**Work to do**
Each entry should be quoted word for word, including every mark of punctuation.
----- Data for processing -----
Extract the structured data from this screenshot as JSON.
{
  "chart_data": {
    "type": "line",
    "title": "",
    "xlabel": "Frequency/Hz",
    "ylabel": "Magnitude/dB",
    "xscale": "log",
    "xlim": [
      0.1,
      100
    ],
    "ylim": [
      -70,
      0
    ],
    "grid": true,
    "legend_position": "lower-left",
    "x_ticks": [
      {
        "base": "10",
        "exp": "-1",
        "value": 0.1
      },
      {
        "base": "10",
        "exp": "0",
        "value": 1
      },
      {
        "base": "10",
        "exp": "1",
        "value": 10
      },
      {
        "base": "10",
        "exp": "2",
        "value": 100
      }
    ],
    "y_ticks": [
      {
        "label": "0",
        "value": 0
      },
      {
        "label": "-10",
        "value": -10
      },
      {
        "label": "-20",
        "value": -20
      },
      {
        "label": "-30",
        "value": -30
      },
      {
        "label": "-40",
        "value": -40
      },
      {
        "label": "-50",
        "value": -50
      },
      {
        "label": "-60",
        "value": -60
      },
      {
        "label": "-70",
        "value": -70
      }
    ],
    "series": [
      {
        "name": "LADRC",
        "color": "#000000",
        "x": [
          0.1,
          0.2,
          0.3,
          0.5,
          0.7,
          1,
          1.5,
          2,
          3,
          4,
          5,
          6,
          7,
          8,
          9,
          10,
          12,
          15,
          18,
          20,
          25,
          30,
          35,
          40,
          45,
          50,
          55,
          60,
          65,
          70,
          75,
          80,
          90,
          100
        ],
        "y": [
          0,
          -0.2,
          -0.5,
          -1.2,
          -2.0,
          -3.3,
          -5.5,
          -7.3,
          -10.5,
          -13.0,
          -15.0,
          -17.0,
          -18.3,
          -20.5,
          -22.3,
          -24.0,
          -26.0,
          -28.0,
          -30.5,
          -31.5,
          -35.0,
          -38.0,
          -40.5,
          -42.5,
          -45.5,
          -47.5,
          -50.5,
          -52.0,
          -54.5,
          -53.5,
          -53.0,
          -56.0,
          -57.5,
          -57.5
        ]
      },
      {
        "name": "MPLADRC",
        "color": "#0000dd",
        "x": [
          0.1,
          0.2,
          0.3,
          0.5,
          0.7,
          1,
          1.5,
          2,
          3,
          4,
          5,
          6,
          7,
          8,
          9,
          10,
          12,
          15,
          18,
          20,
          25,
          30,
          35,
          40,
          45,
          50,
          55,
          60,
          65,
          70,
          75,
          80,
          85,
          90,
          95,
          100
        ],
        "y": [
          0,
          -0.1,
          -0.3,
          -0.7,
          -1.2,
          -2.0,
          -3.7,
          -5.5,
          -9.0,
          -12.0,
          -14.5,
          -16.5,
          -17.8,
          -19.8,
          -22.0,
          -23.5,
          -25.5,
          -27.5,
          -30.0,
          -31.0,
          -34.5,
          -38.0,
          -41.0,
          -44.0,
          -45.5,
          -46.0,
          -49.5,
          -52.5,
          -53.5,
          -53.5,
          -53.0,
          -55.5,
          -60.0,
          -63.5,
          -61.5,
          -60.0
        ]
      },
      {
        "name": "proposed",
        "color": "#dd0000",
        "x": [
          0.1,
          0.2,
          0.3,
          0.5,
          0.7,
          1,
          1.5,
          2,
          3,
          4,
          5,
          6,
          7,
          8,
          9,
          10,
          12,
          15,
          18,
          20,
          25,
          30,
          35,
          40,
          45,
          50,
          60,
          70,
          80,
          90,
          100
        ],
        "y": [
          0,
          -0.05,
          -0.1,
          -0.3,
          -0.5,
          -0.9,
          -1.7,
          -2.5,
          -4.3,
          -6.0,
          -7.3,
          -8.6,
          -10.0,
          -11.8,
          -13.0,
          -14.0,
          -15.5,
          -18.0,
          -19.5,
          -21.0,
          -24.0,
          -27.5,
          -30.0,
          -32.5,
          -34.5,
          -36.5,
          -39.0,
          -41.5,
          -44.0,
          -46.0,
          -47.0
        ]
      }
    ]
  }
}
-----
**Written response**
Extract the structured data from this screenshot as JSON.
{
  "chart_data": {
    "type": "line",
    "title": "",
    "xlabel": "Frequency/Hz",
    "ylabel": "Magnitude/dB",
    "xscale": "log",
    "xlim": [
      0.1,
      100
    ],
    "ylim": [
      -70,
      0
    ],
    "grid": true,
    "legend_position": "lower-left",
    "x_ticks": [
      {
        "base": "10",
        "exp": "-1",
        "value": 0.1
      },
      {
        "base": "10",
        "exp": "0",
        "value": 1
      },
      {
        "base": "10",
        "exp": "1",
        "value": 10
      },
      {
        "base": "10",
        "exp": "2",
        "value": 100
      }
    ],
    "y_ticks": [
      {
        "label": "0",
        "value": 0
      },
      {
        "label": "-10",
        "value": -10
      },
      {
        "label": "-20",
        "value": -20
      },
      {
        "label": "-30",
        "value": -30
      },
      {
        "label": "-40",
        "value": -40
      },
      {
        "label": "-50",
        "value": -50
      },
      {
        "label": "-60",
        "value": -60
      },
      {
        "label": "-70",
        "value": -70
      }
    ],
    "series": [
      {
        "name": "LADRC",
        "color": "#000000",
        "x": [
          0.1,
          0.2,
          0.3,
          0.5,
          0.7,
          1,
          1.5,
          2,
          3,
          4,
          5,
          6,
          7,
          8,
          9,
          10,
          12,
          15,
          18,
          20,
          25,
          30,
          35,
          40,
          45,
          50,
          55,
          60,
          65,
          70,
          75,
          80,
          90,
          100
        ],
        "y": [
          0,
          -0.2,
          -0.5,
          -1.2,
          -2.0,
          -3.3,
          -5.5,
          -7.3,
          -10.5,
          -13.0,
          -15.0,
          -17.0,
          -18.3,
          -20.5,
          -22.3,
          -24.0,
          -26.0,
          -28.0,
          -30.5,
          -31.5,
          -35.0,
          -38.0,
          -40.5,
          -42.5,
          -45.5,
          -47.5,
          -50.5,
          -52.0,
          -54.5,
          -53.5,
          -53.0,
          -56.0,
          -57.5,
          -57.5
        ]
      },
      {
        "name": "MPLADRC",
        "color": "#0000dd",
        "x": [
          0.1,
          0.2,
          0.3,
          0.5,
          0.7,
          1,
          1.5,
          2,
          3,
          4,
          5,
          6,
          7,
          8,
          9,
          10,
          12,
          15,
          18,
          20,
          25,
          30,
          35,
          40,
          45,
          50,
          55,
          60,
          65,
          70,
          75,
          80,
          85,
          90,
          95,
          100
        ],
        "y": [
          0,
          -0.1,
          -0.3,
          -0.7,
          -1.2,
          -2.0,
          -3.7,
          -5.5,
          -9.0,
          -12.0,
          -14.5,
          -16.5,
          -17.8,
          -19.8,
          -22.0,
          -23.5,
          -25.5,
          -27.5,
          -30.0,
          -31.0,
          -34.5,
          -38.0,
          -41.0,
          -44.0,
          -45.5,
          -46.0,
          -49.5,
          -52.5,
          -53.5,
          -53.5,
          -53.0,
          -55.5,
          -60.0,
          -63.5,
          -61.5,
          -60.0
        ]
      },
      {
        "name": "proposed",
        "color": "#dd0000",
        "x": [
          0.1,
          0.2,
          0.3,
          0.5,
          0.7,
          1,
          1.5,
          2,
          3,
          4,
          5,
          6,
          7,
          8,
          9,
          10,
          12,
          15,
          18,
          20,
          25,
          30,
          35,
          40,
          45,
          50,
          60,
          70,
          80,
          90,
          100
        ],
        "y": [
          0,
          -0.05,
          -0.1,
          -0.3,
          -0.5,
          -0.9,
          -1.7,
          -2.5,
          -4.3,
          -6.0,
          -7.3,
          -8.6,
          -10.0,
          -11.8,
          -13.0,
          -14.0,
          -15.5,
          -18.0,
          -19.5,
          -21.0,
          -24.0,
          -27.5,
          -30.0,
          -32.5,
          -34.5,
          -36.5,
          -39.0,
          -41.5,
          -44.0,
          -46.0,
          -47.0
        ]
      }
    ]
  }
}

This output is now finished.